Required work >> Make an exact copy of the entries, and keep any pictures out of it.
################
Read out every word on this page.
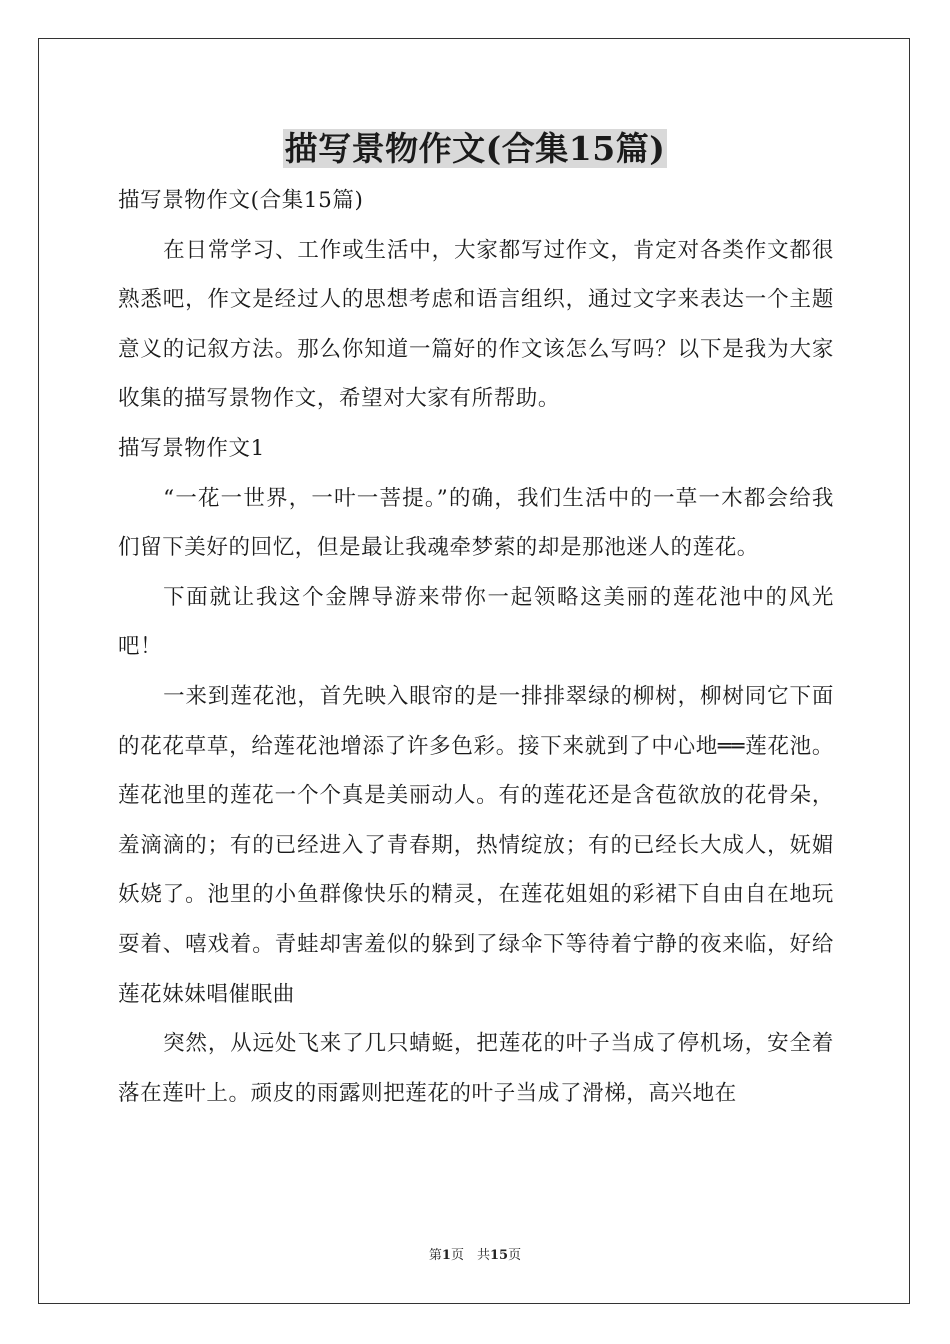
描写景物作文(合集15篇)

描写景物作文(合集15篇)

在日常学习、工作或生活中，大家都写过作文，肯定对各类作文都很熟悉吧，作文是经过人的思想考虑和语言组织，通过文字来表达一个主题意义的记叙方法。那么你知道一篇好的作文该怎么写吗？以下是我为大家收集的描写景物作文，希望对大家有所帮助。

描写景物作文1

“一花一世界，一叶一菩提。”的确，我们生活中的一草一木都会给我们留下美好的回忆，但是最让我魂牵梦萦的却是那池迷人的莲花。

下面就让我这个金牌导游来带你一起领略这美丽的莲花池中的风光吧！

一来到莲花池，首先映入眼帘的是一排排翠绿的柳树，柳树同它下面的花花草草，给莲花池增添了许多色彩。接下来就到了中心地══莲花池。莲花池里的莲花一个个真是美丽动人。有的莲花还是含苞欲放的花骨朵，羞滴滴的；有的已经进入了青春期，热情绽放；有的已经长大成人，妩媚妖娆了。池里的小鱼群像快乐的精灵，在莲花姐姐的彩裙下自由自在地玩耍着、嘻戏着。青蛙却害羞似的躲到了绿伞下等待着宁静的夜来临，好给莲花妹妹唱催眠曲

突然，从远处飞来了几只蜻蜓，把莲花的叶子当成了停机场，安全着落在莲叶上。顽皮的雨露则把莲花的叶子当成了滑梯，高兴地在

第1页　共15页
################
Written solution >>
Read out every word on this page.
描写景物作文(合集15篇)

描写景物作文(合集15篇)

在日常学习、工作或生活中，大家都写过作文，肯定对各类作文都很熟悉吧，作文是经过人的思想考虑和语言组织，通过文字来表达一个主题意义的记叙方法。那么你知道一篇好的作文该怎么写吗？以下是我为大家收集的描写景物作文，希望对大家有所帮助。

描写景物作文1

“一花一世界，一叶一菩提。”的确，我们生活中的一草一木都会给我们留下美好的回忆，但是最让我魂牵梦萦的却是那池迷人的莲花。

下面就让我这个金牌导游来带你一起领略这美丽的莲花池中的风光吧！

一来到莲花池，首先映入眼帘的是一排排翠绿的柳树，柳树同它下面的花花草草，给莲花池增添了许多色彩。接下来就到了中心地══莲花池。莲花池里的莲花一个个真是美丽动人。有的莲花还是含苞欲放的花骨朵，羞滴滴的；有的已经进入了青春期，热情绽放；有的已经长大成人，妩媚妖娆了。池里的小鱼群像快乐的精灵，在莲花姐姐的彩裙下自由自在地玩耍着、嘻戏着。青蛙却害羞似的躲到了绿伞下等待着宁静的夜来临，好给莲花妹妹唱催眠曲

突然，从远处飞来了几只蜻蜓，把莲花的叶子当成了停机场，安全着落在莲叶上。顽皮的雨露则把莲花的叶子当成了滑梯，高兴地在

第1页　共15页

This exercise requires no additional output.